• POSTAWIONE ZADANIE: Proszę przekształcić cały listing w tabelę Markdown o kolumnach „Nr” i „Treść”, gdzie „Nr” to numer wiersza, a „Treść” to sam wiersz. Puste wiersze należy pominąć.

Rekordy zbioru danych
----

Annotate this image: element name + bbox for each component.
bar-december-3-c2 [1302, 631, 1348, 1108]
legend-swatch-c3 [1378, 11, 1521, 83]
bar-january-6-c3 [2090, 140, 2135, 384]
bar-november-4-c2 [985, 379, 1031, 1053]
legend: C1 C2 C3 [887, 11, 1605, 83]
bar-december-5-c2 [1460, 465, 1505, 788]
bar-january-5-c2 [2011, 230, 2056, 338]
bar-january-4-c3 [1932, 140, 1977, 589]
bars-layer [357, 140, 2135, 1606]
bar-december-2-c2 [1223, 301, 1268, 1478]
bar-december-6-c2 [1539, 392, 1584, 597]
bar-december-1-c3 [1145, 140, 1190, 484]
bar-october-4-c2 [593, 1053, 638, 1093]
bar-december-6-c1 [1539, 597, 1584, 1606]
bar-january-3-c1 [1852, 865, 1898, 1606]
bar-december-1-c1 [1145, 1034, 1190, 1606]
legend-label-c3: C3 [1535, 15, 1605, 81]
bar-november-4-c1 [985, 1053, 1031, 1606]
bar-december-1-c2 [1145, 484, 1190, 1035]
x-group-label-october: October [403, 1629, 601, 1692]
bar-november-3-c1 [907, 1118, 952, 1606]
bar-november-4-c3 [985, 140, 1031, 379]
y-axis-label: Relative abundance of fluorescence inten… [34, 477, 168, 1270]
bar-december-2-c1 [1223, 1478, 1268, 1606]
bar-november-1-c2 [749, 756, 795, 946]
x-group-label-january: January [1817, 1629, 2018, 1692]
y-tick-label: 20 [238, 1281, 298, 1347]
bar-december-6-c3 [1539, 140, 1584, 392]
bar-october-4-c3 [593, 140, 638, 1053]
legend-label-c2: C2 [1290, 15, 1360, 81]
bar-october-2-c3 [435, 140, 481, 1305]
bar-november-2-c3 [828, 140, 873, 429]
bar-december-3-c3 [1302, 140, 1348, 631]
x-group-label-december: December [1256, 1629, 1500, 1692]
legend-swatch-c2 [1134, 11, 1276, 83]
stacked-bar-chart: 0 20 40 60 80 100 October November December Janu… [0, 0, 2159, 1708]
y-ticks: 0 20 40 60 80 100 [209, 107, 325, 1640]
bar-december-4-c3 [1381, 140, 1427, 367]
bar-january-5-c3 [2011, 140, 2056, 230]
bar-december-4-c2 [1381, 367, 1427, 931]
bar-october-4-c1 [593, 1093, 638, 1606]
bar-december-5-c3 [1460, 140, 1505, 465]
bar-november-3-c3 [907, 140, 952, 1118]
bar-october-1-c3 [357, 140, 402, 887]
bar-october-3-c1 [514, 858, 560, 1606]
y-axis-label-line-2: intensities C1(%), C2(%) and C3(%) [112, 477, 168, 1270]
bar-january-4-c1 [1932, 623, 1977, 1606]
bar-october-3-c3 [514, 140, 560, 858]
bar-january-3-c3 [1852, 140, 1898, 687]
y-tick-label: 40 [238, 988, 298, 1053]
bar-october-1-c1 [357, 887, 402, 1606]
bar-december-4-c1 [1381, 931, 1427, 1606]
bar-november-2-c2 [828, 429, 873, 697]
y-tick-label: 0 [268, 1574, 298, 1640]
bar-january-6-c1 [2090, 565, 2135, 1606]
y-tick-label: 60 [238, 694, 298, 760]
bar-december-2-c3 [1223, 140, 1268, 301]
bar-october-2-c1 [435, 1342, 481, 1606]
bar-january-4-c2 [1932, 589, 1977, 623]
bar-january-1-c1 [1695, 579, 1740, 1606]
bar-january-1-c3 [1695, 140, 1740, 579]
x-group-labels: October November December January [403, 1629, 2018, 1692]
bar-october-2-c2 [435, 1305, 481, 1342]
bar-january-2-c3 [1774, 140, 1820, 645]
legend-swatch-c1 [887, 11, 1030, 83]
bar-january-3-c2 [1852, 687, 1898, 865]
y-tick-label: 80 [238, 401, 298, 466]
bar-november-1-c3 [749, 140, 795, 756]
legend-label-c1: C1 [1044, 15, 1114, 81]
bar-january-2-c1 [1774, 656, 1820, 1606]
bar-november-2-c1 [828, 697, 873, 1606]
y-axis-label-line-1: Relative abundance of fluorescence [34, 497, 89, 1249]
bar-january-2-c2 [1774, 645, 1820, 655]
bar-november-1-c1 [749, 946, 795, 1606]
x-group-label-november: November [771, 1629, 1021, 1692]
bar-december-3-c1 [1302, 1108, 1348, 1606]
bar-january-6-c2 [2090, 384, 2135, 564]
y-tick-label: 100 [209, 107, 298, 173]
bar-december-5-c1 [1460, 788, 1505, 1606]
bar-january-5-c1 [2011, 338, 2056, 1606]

----

• ODPOWIEDŹ:
| Nr | Treść |
|---|---|
| 1 | Annotate this image: element name + bbox for each component. |
| 2 | bar-december-3-c2 [1302, 631, 1348, 1108] |
| 3 | legend-swatch-c3 [1378, 11, 1521, 83] |
| 4 | bar-january-6-c3 [2090, 140, 2135, 384] |
| 5 | bar-november-4-c2 [985, 379, 1031, 1053] |
| 6 | legend: C1 C2 C3 [887, 11, 1605, 83] |
| 7 | bar-december-5-c2 [1460, 465, 1505, 788] |
| 8 | bar-january-5-c2 [2011, 230, 2056, 338] |
| 9 | bar-january-4-c3 [1932, 140, 1977, 589] |
| 10 | bars-layer [357, 140, 2135, 1606] |
| 11 | bar-december-2-c2 [1223, 301, 1268, 1478] |
| 12 | bar-december-6-c2 [1539, 392, 1584, 597] |
| 13 | bar-december-1-c3 [1145, 140, 1190, 484] |
| 14 | bar-october-4-c2 [593, 1053, 638, 1093] |
| 15 | bar-december-6-c1 [1539, 597, 1584, 1606] |
| 16 | bar-january-3-c1 [1852, 865, 1898, 1606] |
| 17 | bar-december-1-c1 [1145, 1034, 1190, 1606] |
| 18 | legend-label-c3: C3 [1535, 15, 1605, 81] |
| 19 | bar-november-4-c1 [985, 1053, 1031, 1606] |
| 20 | bar-december-1-c2 [1145, 484, 1190, 1035] |
| 21 | x-group-label-october: October [403, 1629, 601, 1692] |
| 22 | bar-november-3-c1 [907, 1118, 952, 1606] |
| 23 | bar-november-4-c3 [985, 140, 1031, 379] |
| 24 | y-axis-label: Relative abundance of fluorescence inten… [34, 477, 168, 1270] |
| 25 | bar-december-2-c1 [1223, 1478, 1268, 1606] |
| 26 | bar-november-1-c2 [749, 756, 795, 946] |
| 27 | x-group-label-january: January [1817, 1629, 2018, 1692] |
| 28 | y-tick-label: 20 [238, 1281, 298, 1347] |
| 29 | bar-december-6-c3 [1539, 140, 1584, 392] |
| 30 | bar-october-4-c3 [593, 140, 638, 1053] |
| 31 | legend-label-c2: C2 [1290, 15, 1360, 81] |
| 32 | bar-october-2-c3 [435, 140, 481, 1305] |
| 33 | bar-november-2-c3 [828, 140, 873, 429] |
| 34 | bar-december-3-c3 [1302, 140, 1348, 631] |
| 35 | x-group-label-december: December [1256, 1629, 1500, 1692] |
| 36 | legend-swatch-c2 [1134, 11, 1276, 83] |
| 37 | stacked-bar-chart: 0 20 40 60 80 100 October November December Janu… [0, 0, 2159, 1708] |
| 38 | y-ticks: 0 20 40 60 80 100 [209, 107, 325, 1640] |
| 39 | bar-december-4-c3 [1381, 140, 1427, 367] |
| 40 | bar-january-5-c3 [2011, 140, 2056, 230] |
| 41 | bar-december-4-c2 [1381, 367, 1427, 931] |
| 42 | bar-october-4-c1 [593, 1093, 638, 1606] |
| 43 | bar-december-5-c3 [1460, 140, 1505, 465] |
| 44 | bar-november-3-c3 [907, 140, 952, 1118] |
| 45 | bar-october-1-c3 [357, 140, 402, 887] |
| 46 | bar-october-3-c1 [514, 858, 560, 1606] |
| 47 | y-axis-label-line-2: intensities C1(%), C2(%) and C3(%) [112, 477, 168, 1270] |
| 48 | bar-january-4-c1 [1932, 623, 1977, 1606] |
| 49 | bar-october-3-c3 [514, 140, 560, 858] |
| 50 | bar-january-3-c3 [1852, 140, 1898, 687] |
| 51 | y-tick-label: 40 [238, 988, 298, 1053] |
| 52 | bar-october-1-c1 [357, 887, 402, 1606] |
| 53 | bar-december-4-c1 [1381, 931, 1427, 1606] |
| 54 | bar-november-2-c2 [828, 429, 873, 697] |
| 55 | y-tick-label: 0 [268, 1574, 298, 1640] |
| 56 | bar-january-6-c1 [2090, 565, 2135, 1606] |
| 57 | y-tick-label: 60 [238, 694, 298, 760] |
| 58 | bar-december-2-c3 [1223, 140, 1268, 301] |
| 59 | bar-october-2-c1 [435, 1342, 481, 1606] |
| 60 | bar-january-4-c2 [1932, 589, 1977, 623] |
| 61 | bar-january-1-c1 [1695, 579, 1740, 1606] |
| 62 | bar-january-1-c3 [1695, 140, 1740, 579] |
| 63 | x-group-labels: October November December January [403, 1629, 2018, 1692] |
| 64 | bar-october-2-c2 [435, 1305, 481, 1342] |
| 65 | bar-january-2-c3 [1774, 140, 1820, 645] |
| 66 | legend-swatch-c1 [887, 11, 1030, 83] |
| 67 | bar-january-3-c2 [1852, 687, 1898, 865] |
| 68 | y-tick-label: 80 [238, 401, 298, 466] |
| 69 | bar-november-1-c3 [749, 140, 795, 756] |
| 70 | legend-label-c1: C1 [1044, 15, 1114, 81] |
| 71 | bar-january-2-c1 [1774, 656, 1820, 1606] |
| 72 | bar-november-2-c1 [828, 697, 873, 1606] |
| 73 | y-axis-label-line-1: Relative abundance of fluorescence [34, 497, 89, 1249] |
| 74 | bar-january-2-c2 [1774, 645, 1820, 655] |
| 75 | bar-november-1-c1 [749, 946, 795, 1606] |
| 76 | x-group-label-november: November [771, 1629, 1021, 1692] |
| 77 | bar-december-3-c1 [1302, 1108, 1348, 1606] |
| 78 | bar-january-6-c2 [2090, 384, 2135, 564] |
| 79 | y-tick-label: 100 [209, 107, 298, 173] |
| 80 | bar-december-5-c1 [1460, 788, 1505, 1606] |
| 81 | bar-january-5-c1 [2011, 338, 2056, 1606] |